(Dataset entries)
'''

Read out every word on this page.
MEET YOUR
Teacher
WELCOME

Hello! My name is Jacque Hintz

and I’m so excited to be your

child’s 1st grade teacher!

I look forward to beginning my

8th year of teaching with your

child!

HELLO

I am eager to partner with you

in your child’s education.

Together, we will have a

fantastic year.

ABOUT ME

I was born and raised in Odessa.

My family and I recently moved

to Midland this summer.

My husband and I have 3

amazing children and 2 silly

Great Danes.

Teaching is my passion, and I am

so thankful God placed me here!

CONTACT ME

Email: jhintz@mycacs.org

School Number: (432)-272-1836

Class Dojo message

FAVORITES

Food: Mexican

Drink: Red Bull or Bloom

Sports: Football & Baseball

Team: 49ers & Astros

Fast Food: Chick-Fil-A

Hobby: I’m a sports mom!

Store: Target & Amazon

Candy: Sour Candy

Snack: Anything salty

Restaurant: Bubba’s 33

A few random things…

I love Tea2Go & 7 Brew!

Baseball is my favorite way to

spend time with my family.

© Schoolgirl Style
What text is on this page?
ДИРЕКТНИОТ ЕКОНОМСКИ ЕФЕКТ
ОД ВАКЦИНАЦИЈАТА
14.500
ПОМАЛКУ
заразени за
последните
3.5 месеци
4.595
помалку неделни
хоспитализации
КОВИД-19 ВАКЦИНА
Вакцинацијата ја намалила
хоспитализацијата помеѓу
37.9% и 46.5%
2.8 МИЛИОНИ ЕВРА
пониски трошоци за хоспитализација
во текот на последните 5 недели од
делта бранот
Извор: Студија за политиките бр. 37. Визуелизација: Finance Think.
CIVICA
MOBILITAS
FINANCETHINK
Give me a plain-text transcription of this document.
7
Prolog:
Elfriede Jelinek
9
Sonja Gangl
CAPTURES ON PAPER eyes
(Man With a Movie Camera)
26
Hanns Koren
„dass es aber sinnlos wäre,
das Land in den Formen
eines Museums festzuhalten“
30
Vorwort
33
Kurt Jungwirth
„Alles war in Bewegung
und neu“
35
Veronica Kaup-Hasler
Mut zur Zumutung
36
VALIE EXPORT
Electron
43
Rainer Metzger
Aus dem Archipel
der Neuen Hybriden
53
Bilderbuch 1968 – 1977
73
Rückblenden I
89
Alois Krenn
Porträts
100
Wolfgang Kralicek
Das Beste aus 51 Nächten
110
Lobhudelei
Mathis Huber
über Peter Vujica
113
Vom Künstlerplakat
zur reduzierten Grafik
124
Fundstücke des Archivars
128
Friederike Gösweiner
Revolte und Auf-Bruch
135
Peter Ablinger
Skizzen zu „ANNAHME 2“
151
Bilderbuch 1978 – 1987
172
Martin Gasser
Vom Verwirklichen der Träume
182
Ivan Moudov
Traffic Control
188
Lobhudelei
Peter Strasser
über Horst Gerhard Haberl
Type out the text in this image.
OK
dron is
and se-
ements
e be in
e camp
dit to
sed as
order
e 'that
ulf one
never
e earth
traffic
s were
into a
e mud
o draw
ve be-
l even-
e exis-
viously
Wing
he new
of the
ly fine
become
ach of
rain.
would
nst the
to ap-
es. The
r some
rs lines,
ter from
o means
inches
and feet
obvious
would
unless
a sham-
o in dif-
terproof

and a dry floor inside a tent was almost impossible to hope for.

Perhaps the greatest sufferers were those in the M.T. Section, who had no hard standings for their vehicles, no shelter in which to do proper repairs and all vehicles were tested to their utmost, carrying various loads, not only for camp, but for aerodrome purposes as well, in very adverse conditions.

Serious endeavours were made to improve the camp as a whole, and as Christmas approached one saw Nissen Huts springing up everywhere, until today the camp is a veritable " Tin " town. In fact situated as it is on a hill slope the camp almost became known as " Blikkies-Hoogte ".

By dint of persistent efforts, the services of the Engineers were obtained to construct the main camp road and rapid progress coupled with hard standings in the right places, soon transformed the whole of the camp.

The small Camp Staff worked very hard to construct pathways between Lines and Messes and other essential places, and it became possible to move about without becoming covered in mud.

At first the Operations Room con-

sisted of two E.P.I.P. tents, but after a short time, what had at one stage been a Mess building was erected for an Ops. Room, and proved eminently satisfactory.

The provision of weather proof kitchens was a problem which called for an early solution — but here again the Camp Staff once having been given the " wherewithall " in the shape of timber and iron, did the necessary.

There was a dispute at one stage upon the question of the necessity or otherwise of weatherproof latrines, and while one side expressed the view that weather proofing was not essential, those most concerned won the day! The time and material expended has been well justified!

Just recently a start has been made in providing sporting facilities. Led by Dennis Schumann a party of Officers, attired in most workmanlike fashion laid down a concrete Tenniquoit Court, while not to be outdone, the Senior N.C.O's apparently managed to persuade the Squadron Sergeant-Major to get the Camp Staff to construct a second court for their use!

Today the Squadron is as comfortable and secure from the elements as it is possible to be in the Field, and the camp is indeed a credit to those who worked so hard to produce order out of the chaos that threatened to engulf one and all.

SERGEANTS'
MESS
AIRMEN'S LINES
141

'''

**Instruction**:
Copy out the whole listing, exactly as written.

**Exercise output**:
Read out every word on this page.
MEET YOUR
Teacher
WELCOME

Hello! My name is Jacque Hintz

and I’m so excited to be your

child’s 1st grade teacher!

I look forward to beginning my

8th year of teaching with your

child!

HELLO

I am eager to partner with you

in your child’s education.

Together, we will have a

fantastic year.

ABOUT ME

I was born and raised in Odessa.

My family and I recently moved

to Midland this summer.

My husband and I have 3

amazing children and 2 silly

Great Danes.

Teaching is my passion, and I am

so thankful God placed me here!

CONTACT ME

Email: jhintz@mycacs.org

School Number: (432)-272-1836

Class Dojo message

FAVORITES

Food: Mexican

Drink: Red Bull or Bloom

Sports: Football & Baseball

Team: 49ers & Astros

Fast Food: Chick-Fil-A

Hobby: I’m a sports mom!

Store: Target & Amazon

Candy: Sour Candy

Snack: Anything salty

Restaurant: Bubba’s 33

A few random things…

I love Tea2Go & 7 Brew!

Baseball is my favorite way to

spend time with my family.

© Schoolgirl Style
What text is on this page?
ДИРЕКТНИОТ ЕКОНОМСКИ ЕФЕКТ
ОД ВАКЦИНАЦИЈАТА
14.500
ПОМАЛКУ
заразени за
последните
3.5 месеци
4.595
помалку неделни
хоспитализации
КОВИД-19 ВАКЦИНА
Вакцинацијата ја намалила
хоспитализацијата помеѓу
37.9% и 46.5%
2.8 МИЛИОНИ ЕВРА
пониски трошоци за хоспитализација
во текот на последните 5 недели од
делта бранот
Извор: Студија за политиките бр. 37. Визуелизација: Finance Think.
CIVICA
MOBILITAS
FINANCETHINK
Give me a plain-text transcription of this document.
7
Prolog:
Elfriede Jelinek
9
Sonja Gangl
CAPTURES ON PAPER eyes
(Man With a Movie Camera)
26
Hanns Koren
„dass es aber sinnlos wäre,
das Land in den Formen
eines Museums festzuhalten“
30
Vorwort
33
Kurt Jungwirth
„Alles war in Bewegung
und neu“
35
Veronica Kaup-Hasler
Mut zur Zumutung
36
VALIE EXPORT
Electron
43
Rainer Metzger
Aus dem Archipel
der Neuen Hybriden
53
Bilderbuch 1968 – 1977
73
Rückblenden I
89
Alois Krenn
Porträts
100
Wolfgang Kralicek
Das Beste aus 51 Nächten
110
Lobhudelei
Mathis Huber
über Peter Vujica
113
Vom Künstlerplakat
zur reduzierten Grafik
124
Fundstücke des Archivars
128
Friederike Gösweiner
Revolte und Auf-Bruch
135
Peter Ablinger
Skizzen zu „ANNAHME 2“
151
Bilderbuch 1978 – 1987
172
Martin Gasser
Vom Verwirklichen der Träume
182
Ivan Moudov
Traffic Control
188
Lobhudelei
Peter Strasser
über Horst Gerhard Haberl
Type out the text in this image.
OK
dron is
and se-
ements
e be in
e camp
dit to
sed as
order
e 'that
ulf one
never
e earth
traffic
s were
into a
e mud
o draw
ve be-
l even-
e exis-
viously
Wing
he new
of the
ly fine
become
ach of
rain.
would
nst the
to ap-
es. The
r some
rs lines,
ter from
o means
inches
and feet
obvious
would
unless
a sham-
o in dif-
terproof

and a dry floor inside a tent was almost impossible to hope for.

Perhaps the greatest sufferers were those in the M.T. Section, who had no hard standings for their vehicles, no shelter in which to do proper repairs and all vehicles were tested to their utmost, carrying various loads, not only for camp, but for aerodrome purposes as well, in very adverse conditions.

Serious endeavours were made to improve the camp as a whole, and as Christmas approached one saw Nissen Huts springing up everywhere, until today the camp is a veritable " Tin " town. In fact situated as it is on a hill slope the camp almost became known as " Blikkies-Hoogte ".

By dint of persistent efforts, the services of the Engineers were obtained to construct the main camp road and rapid progress coupled with hard standings in the right places, soon transformed the whole of the camp.

The small Camp Staff worked very hard to construct pathways between Lines and Messes and other essential places, and it became possible to move about without becoming covered in mud.

At first the Operations Room con-

sisted of two E.P.I.P. tents, but after a short time, what had at one stage been a Mess building was erected for an Ops. Room, and proved eminently satisfactory.

The provision of weather proof kitchens was a problem which called for an early solution — but here again the Camp Staff once having been given the " wherewithall " in the shape of timber and iron, did the necessary.

There was a dispute at one stage upon the question of the necessity or otherwise of weatherproof latrines, and while one side expressed the view that weather proofing was not essential, those most concerned won the day! The time and material expended has been well justified!

Just recently a start has been made in providing sporting facilities. Led by Dennis Schumann a party of Officers, attired in most workmanlike fashion laid down a concrete Tenniquoit Court, while not to be outdone, the Senior N.C.O's apparently managed to persuade the Squadron Sergeant-Major to get the Camp Staff to construct a second court for their use!

Today the Squadron is as comfortable and secure from the elements as it is possible to be in the Field, and the camp is indeed a credit to those who worked so hard to produce order out of the chaos that threatened to engulf one and all.

SERGEANTS'
MESS
AIRMEN'S LINES
141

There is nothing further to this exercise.